> [Written task]:
Copy every line of the listing exactly.
── Records provided ──
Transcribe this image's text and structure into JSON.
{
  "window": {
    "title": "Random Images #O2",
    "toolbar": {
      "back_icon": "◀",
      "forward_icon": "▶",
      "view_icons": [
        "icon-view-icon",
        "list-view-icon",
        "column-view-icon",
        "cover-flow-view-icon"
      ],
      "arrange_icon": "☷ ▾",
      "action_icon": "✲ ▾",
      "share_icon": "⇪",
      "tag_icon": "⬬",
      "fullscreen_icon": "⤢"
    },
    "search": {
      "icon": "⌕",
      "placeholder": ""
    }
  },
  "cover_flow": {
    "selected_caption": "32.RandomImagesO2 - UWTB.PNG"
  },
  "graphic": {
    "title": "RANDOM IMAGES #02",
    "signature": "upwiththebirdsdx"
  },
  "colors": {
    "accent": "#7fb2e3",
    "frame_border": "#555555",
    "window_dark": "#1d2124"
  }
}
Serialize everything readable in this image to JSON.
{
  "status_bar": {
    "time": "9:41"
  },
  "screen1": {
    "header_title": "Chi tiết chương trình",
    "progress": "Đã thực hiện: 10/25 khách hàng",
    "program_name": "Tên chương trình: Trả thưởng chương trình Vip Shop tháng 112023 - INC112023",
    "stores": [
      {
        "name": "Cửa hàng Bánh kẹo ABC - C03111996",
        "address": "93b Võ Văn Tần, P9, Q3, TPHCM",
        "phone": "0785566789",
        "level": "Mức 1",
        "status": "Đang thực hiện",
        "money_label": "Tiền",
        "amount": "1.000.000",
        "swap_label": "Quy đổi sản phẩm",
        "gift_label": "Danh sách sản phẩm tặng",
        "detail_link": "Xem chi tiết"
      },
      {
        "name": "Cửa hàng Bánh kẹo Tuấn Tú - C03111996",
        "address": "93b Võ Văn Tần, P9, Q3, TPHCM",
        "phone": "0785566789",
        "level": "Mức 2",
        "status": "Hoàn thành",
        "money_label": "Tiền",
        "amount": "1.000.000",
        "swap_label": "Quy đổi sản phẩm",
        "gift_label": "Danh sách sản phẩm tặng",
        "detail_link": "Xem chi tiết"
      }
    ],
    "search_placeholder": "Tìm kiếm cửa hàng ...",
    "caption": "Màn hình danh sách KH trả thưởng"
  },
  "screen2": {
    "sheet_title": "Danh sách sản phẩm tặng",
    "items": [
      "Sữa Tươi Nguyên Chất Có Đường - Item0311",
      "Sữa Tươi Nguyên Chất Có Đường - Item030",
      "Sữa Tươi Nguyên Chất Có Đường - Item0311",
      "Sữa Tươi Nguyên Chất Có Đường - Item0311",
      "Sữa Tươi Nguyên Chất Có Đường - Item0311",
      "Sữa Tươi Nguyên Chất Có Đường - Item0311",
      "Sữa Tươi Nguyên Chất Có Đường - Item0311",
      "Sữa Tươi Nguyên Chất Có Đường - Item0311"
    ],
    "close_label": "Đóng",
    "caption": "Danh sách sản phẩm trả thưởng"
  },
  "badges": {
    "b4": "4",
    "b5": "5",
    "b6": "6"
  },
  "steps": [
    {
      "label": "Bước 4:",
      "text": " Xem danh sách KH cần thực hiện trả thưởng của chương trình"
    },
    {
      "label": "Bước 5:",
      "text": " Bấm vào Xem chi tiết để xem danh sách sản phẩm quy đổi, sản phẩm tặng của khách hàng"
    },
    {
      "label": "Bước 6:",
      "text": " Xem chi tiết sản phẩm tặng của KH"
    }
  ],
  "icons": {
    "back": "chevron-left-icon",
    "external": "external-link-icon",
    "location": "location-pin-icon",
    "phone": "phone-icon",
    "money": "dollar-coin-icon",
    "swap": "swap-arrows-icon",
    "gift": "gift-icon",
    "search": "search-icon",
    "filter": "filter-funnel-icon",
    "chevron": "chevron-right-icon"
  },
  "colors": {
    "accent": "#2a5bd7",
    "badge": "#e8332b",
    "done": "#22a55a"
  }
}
───
> [Reply]:
Transcribe this image's text and structure into JSON.
{
  "window": {
    "title": "Random Images #O2",
    "toolbar": {
      "back_icon": "◀",
      "forward_icon": "▶",
      "view_icons": [
        "icon-view-icon",
        "list-view-icon",
        "column-view-icon",
        "cover-flow-view-icon"
      ],
      "arrange_icon": "☷ ▾",
      "action_icon": "✲ ▾",
      "share_icon": "⇪",
      "tag_icon": "⬬",
      "fullscreen_icon": "⤢"
    },
    "search": {
      "icon": "⌕",
      "placeholder": ""
    }
  },
  "cover_flow": {
    "selected_caption": "32.RandomImagesO2 - UWTB.PNG"
  },
  "graphic": {
    "title": "RANDOM IMAGES #02",
    "signature": "upwiththebirdsdx"
  },
  "colors": {
    "accent": "#7fb2e3",
    "frame_border": "#555555",
    "window_dark": "#1d2124"
  }
}
Serialize everything readable in this image to JSON.
{
  "status_bar": {
    "time": "9:41"
  },
  "screen1": {
    "header_title": "Chi tiết chương trình",
    "progress": "Đã thực hiện: 10/25 khách hàng",
    "program_name": "Tên chương trình: Trả thưởng chương trình Vip Shop tháng 112023 - INC112023",
    "stores": [
      {
        "name": "Cửa hàng Bánh kẹo ABC - C03111996",
        "address": "93b Võ Văn Tần, P9, Q3, TPHCM",
        "phone": "0785566789",
        "level": "Mức 1",
        "status": "Đang thực hiện",
        "money_label": "Tiền",
        "amount": "1.000.000",
        "swap_label": "Quy đổi sản phẩm",
        "gift_label": "Danh sách sản phẩm tặng",
        "detail_link": "Xem chi tiết"
      },
      {
        "name": "Cửa hàng Bánh kẹo Tuấn Tú - C03111996",
        "address": "93b Võ Văn Tần, P9, Q3, TPHCM",
        "phone": "0785566789",
        "level": "Mức 2",
        "status": "Hoàn thành",
        "money_label": "Tiền",
        "amount": "1.000.000",
        "swap_label": "Quy đổi sản phẩm",
        "gift_label": "Danh sách sản phẩm tặng",
        "detail_link": "Xem chi tiết"
      }
    ],
    "search_placeholder": "Tìm kiếm cửa hàng ...",
    "caption": "Màn hình danh sách KH trả thưởng"
  },
  "screen2": {
    "sheet_title": "Danh sách sản phẩm tặng",
    "items": [
      "Sữa Tươi Nguyên Chất Có Đường - Item0311",
      "Sữa Tươi Nguyên Chất Có Đường - Item030",
      "Sữa Tươi Nguyên Chất Có Đường - Item0311",
      "Sữa Tươi Nguyên Chất Có Đường - Item0311",
      "Sữa Tươi Nguyên Chất Có Đường - Item0311",
      "Sữa Tươi Nguyên Chất Có Đường - Item0311",
      "Sữa Tươi Nguyên Chất Có Đường - Item0311",
      "Sữa Tươi Nguyên Chất Có Đường - Item0311"
    ],
    "close_label": "Đóng",
    "caption": "Danh sách sản phẩm trả thưởng"
  },
  "badges": {
    "b4": "4",
    "b5": "5",
    "b6": "6"
  },
  "steps": [
    {
      "label": "Bước 4:",
      "text": " Xem danh sách KH cần thực hiện trả thưởng của chương trình"
    },
    {
      "label": "Bước 5:",
      "text": " Bấm vào Xem chi tiết để xem danh sách sản phẩm quy đổi, sản phẩm tặng của khách hàng"
    },
    {
      "label": "Bước 6:",
      "text": " Xem chi tiết sản phẩm tặng của KH"
    }
  ],
  "icons": {
    "back": "chevron-left-icon",
    "external": "external-link-icon",
    "location": "location-pin-icon",
    "phone": "phone-icon",
    "money": "dollar-coin-icon",
    "swap": "swap-arrows-icon",
    "gift": "gift-icon",
    "search": "search-icon",
    "filter": "filter-funnel-icon",
    "chevron": "chevron-right-icon"
  },
  "colors": {
    "accent": "#2a5bd7",
    "badge": "#e8332b",
    "done": "#22a55a"
  }
}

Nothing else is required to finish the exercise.